=== Record set ===
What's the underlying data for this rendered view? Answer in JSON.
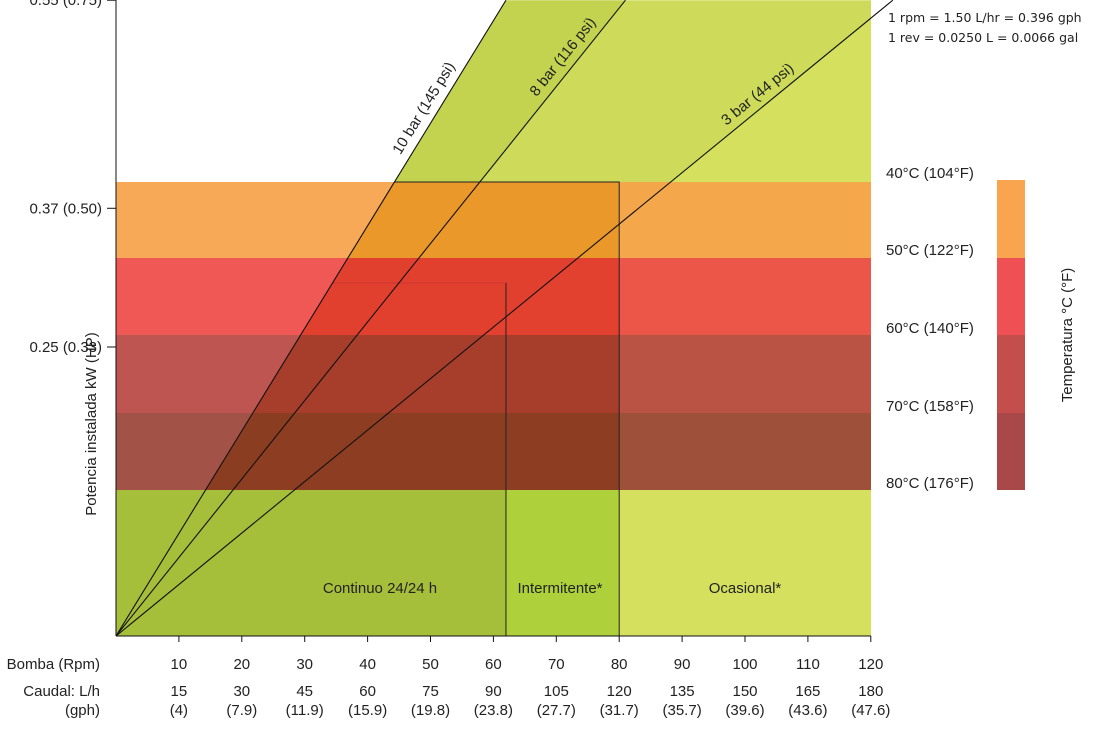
{
  "chart_data": {
    "type": "area",
    "title": "",
    "notes": [
      "1 rpm = 1.50 L/hr = 0.396 gph",
      "1 rev = 0.0250 L = 0.0066 gal"
    ],
    "ylabel": "Potencia instalada kW (HP)",
    "y_ticks": [
      {
        "value": 0.55,
        "label": "0.55 (0.75)"
      },
      {
        "value": 0.37,
        "label": "0.37 (0.50)"
      },
      {
        "value": 0.25,
        "label": "0.25 (0.33)"
      }
    ],
    "x_rows": [
      {
        "label": "Bomba (Rpm)",
        "values": [
          "10",
          "20",
          "30",
          "40",
          "50",
          "60",
          "70",
          "80",
          "90",
          "100",
          "110",
          "120"
        ]
      },
      {
        "label": "Caudal: L/h",
        "values": [
          "15",
          "30",
          "45",
          "60",
          "75",
          "90",
          "105",
          "120",
          "135",
          "150",
          "165",
          "180"
        ]
      },
      {
        "label": "(gph)",
        "values": [
          "(4)",
          "(7.9)",
          "(11.9)",
          "(15.9)",
          "(19.8)",
          "(23.8)",
          "(27.7)",
          "(31.7)",
          "(35.7)",
          "(39.6)",
          "(43.6)",
          "(47.6)"
        ]
      }
    ],
    "xlim_rpm": [
      0,
      120
    ],
    "pressure_lines": [
      {
        "label": "10 bar (145 psi)",
        "rpm_at_055kw": 62
      },
      {
        "label": "8 bar (116 psi)",
        "rpm_at_055kw": 81
      },
      {
        "label": "3 bar (44 psi)",
        "rpm_at_055kw": 123.5
      }
    ],
    "duty_zones": [
      {
        "label": "Continuo 24/24 h",
        "rpm_range": [
          0,
          62
        ],
        "color": "#a6bf3a"
      },
      {
        "label": "Intermitente*",
        "rpm_range": [
          62,
          80
        ],
        "color": "#aed03a"
      },
      {
        "label": "Ocasional*",
        "rpm_range": [
          80,
          120
        ],
        "color": "#d4e05e"
      }
    ],
    "temperature_bands": [
      {
        "label": "40°C (104°F)",
        "color": "#f9a550"
      },
      {
        "label": "50°C (122°F)",
        "color": "#ee5054"
      },
      {
        "label": "60°C (140°F)",
        "color": "#c34e4c"
      },
      {
        "label": "70°C (158°F)",
        "color": "#a84848"
      },
      {
        "label": "80°C (176°F)",
        "color": ""
      }
    ],
    "temperature_axis_label": "Temperatura °C (°F)",
    "grid": false
  }
}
===
* The request
Print all the records again exactly; do not include any picture.

* Right answer
What's the underlying data for this rendered view? Answer in JSON.
{
  "chart_data": {
    "type": "area",
    "title": "",
    "notes": [
      "1 rpm = 1.50 L/hr = 0.396 gph",
      "1 rev = 0.0250 L = 0.0066 gal"
    ],
    "ylabel": "Potencia instalada kW (HP)",
    "y_ticks": [
      {
        "value": 0.55,
        "label": "0.55 (0.75)"
      },
      {
        "value": 0.37,
        "label": "0.37 (0.50)"
      },
      {
        "value": 0.25,
        "label": "0.25 (0.33)"
      }
    ],
    "x_rows": [
      {
        "label": "Bomba (Rpm)",
        "values": [
          "10",
          "20",
          "30",
          "40",
          "50",
          "60",
          "70",
          "80",
          "90",
          "100",
          "110",
          "120"
        ]
      },
      {
        "label": "Caudal: L/h",
        "values": [
          "15",
          "30",
          "45",
          "60",
          "75",
          "90",
          "105",
          "120",
          "135",
          "150",
          "165",
          "180"
        ]
      },
      {
        "label": "(gph)",
        "values": [
          "(4)",
          "(7.9)",
          "(11.9)",
          "(15.9)",
          "(19.8)",
          "(23.8)",
          "(27.7)",
          "(31.7)",
          "(35.7)",
          "(39.6)",
          "(43.6)",
          "(47.6)"
        ]
      }
    ],
    "xlim_rpm": [
      0,
      120
    ],
    "pressure_lines": [
      {
        "label": "10 bar (145 psi)",
        "rpm_at_055kw": 62
      },
      {
        "label": "8 bar (116 psi)",
        "rpm_at_055kw": 81
      },
      {
        "label": "3 bar (44 psi)",
        "rpm_at_055kw": 123.5
      }
    ],
    "duty_zones": [
      {
        "label": "Continuo 24/24 h",
        "rpm_range": [
          0,
          62
        ],
        "color": "#a6bf3a"
      },
      {
        "label": "Intermitente*",
        "rpm_range": [
          62,
          80
        ],
        "color": "#aed03a"
      },
      {
        "label": "Ocasional*",
        "rpm_range": [
          80,
          120
        ],
        "color": "#d4e05e"
      }
    ],
    "temperature_bands": [
      {
        "label": "40°C (104°F)",
        "color": "#f9a550"
      },
      {
        "label": "50°C (122°F)",
        "color": "#ee5054"
      },
      {
        "label": "60°C (140°F)",
        "color": "#c34e4c"
      },
      {
        "label": "70°C (158°F)",
        "color": "#a84848"
      },
      {
        "label": "80°C (176°F)",
        "color": ""
      }
    ],
    "temperature_axis_label": "Temperatura °C (°F)",
    "grid": false
  }
}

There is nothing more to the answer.